[Given instruction]
Extract each record and reproduce it exactly.

(Structured figure records)
══════════════════════════════
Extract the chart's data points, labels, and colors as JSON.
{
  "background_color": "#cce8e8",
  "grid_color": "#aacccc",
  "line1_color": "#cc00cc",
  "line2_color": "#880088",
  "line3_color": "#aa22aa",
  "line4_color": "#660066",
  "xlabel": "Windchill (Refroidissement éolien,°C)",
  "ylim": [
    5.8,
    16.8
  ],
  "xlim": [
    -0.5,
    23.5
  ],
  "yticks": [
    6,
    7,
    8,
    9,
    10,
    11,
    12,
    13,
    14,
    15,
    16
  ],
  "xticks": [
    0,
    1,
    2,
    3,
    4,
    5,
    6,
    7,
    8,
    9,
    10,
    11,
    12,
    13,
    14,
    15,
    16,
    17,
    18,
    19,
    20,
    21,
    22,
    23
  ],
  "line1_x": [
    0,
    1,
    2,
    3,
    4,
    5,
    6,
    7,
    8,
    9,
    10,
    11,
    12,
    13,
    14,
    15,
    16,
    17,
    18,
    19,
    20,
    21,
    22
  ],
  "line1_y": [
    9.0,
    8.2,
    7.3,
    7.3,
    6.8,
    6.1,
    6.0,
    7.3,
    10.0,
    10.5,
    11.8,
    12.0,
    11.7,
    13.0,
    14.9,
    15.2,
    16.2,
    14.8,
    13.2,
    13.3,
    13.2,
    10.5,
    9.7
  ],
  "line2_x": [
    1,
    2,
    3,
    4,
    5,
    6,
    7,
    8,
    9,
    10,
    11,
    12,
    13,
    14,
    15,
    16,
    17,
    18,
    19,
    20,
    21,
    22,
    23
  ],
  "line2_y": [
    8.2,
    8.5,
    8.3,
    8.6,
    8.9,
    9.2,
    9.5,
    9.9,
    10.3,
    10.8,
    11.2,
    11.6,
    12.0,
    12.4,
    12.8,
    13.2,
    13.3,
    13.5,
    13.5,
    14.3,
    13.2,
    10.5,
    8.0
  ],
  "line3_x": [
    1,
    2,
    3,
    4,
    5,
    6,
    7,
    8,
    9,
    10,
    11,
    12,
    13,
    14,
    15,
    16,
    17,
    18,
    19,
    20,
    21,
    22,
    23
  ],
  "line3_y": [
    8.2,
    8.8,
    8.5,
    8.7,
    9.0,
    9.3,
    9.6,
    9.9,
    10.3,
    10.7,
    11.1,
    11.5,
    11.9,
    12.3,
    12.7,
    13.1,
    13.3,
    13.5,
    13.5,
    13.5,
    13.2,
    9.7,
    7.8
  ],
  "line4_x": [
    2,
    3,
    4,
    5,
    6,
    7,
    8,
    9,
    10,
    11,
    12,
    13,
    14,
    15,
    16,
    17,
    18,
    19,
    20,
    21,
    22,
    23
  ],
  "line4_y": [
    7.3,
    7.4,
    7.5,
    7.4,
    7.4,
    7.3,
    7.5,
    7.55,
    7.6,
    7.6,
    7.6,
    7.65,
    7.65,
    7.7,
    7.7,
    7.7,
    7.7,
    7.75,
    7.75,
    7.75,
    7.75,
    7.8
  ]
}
══════════════════════════════
[Exercise answer]
Extract the chart's data points, labels, and colors as JSON.
{
  "background_color": "#cce8e8",
  "grid_color": "#aacccc",
  "line1_color": "#cc00cc",
  "line2_color": "#880088",
  "line3_color": "#aa22aa",
  "line4_color": "#660066",
  "xlabel": "Windchill (Refroidissement éolien,°C)",
  "ylim": [
    5.8,
    16.8
  ],
  "xlim": [
    -0.5,
    23.5
  ],
  "yticks": [
    6,
    7,
    8,
    9,
    10,
    11,
    12,
    13,
    14,
    15,
    16
  ],
  "xticks": [
    0,
    1,
    2,
    3,
    4,
    5,
    6,
    7,
    8,
    9,
    10,
    11,
    12,
    13,
    14,
    15,
    16,
    17,
    18,
    19,
    20,
    21,
    22,
    23
  ],
  "line1_x": [
    0,
    1,
    2,
    3,
    4,
    5,
    6,
    7,
    8,
    9,
    10,
    11,
    12,
    13,
    14,
    15,
    16,
    17,
    18,
    19,
    20,
    21,
    22
  ],
  "line1_y": [
    9.0,
    8.2,
    7.3,
    7.3,
    6.8,
    6.1,
    6.0,
    7.3,
    10.0,
    10.5,
    11.8,
    12.0,
    11.7,
    13.0,
    14.9,
    15.2,
    16.2,
    14.8,
    13.2,
    13.3,
    13.2,
    10.5,
    9.7
  ],
  "line2_x": [
    1,
    2,
    3,
    4,
    5,
    6,
    7,
    8,
    9,
    10,
    11,
    12,
    13,
    14,
    15,
    16,
    17,
    18,
    19,
    20,
    21,
    22,
    23
  ],
  "line2_y": [
    8.2,
    8.5,
    8.3,
    8.6,
    8.9,
    9.2,
    9.5,
    9.9,
    10.3,
    10.8,
    11.2,
    11.6,
    12.0,
    12.4,
    12.8,
    13.2,
    13.3,
    13.5,
    13.5,
    14.3,
    13.2,
    10.5,
    8.0
  ],
  "line3_x": [
    1,
    2,
    3,
    4,
    5,
    6,
    7,
    8,
    9,
    10,
    11,
    12,
    13,
    14,
    15,
    16,
    17,
    18,
    19,
    20,
    21,
    22,
    23
  ],
  "line3_y": [
    8.2,
    8.8,
    8.5,
    8.7,
    9.0,
    9.3,
    9.6,
    9.9,
    10.3,
    10.7,
    11.1,
    11.5,
    11.9,
    12.3,
    12.7,
    13.1,
    13.3,
    13.5,
    13.5,
    13.5,
    13.2,
    9.7,
    7.8
  ],
  "line4_x": [
    2,
    3,
    4,
    5,
    6,
    7,
    8,
    9,
    10,
    11,
    12,
    13,
    14,
    15,
    16,
    17,
    18,
    19,
    20,
    21,
    22,
    23
  ],
  "line4_y": [
    7.3,
    7.4,
    7.5,
    7.4,
    7.4,
    7.3,
    7.5,
    7.55,
    7.6,
    7.6,
    7.6,
    7.65,
    7.65,
    7.7,
    7.7,
    7.7,
    7.7,
    7.75,
    7.75,
    7.75,
    7.75,
    7.8
  ]
}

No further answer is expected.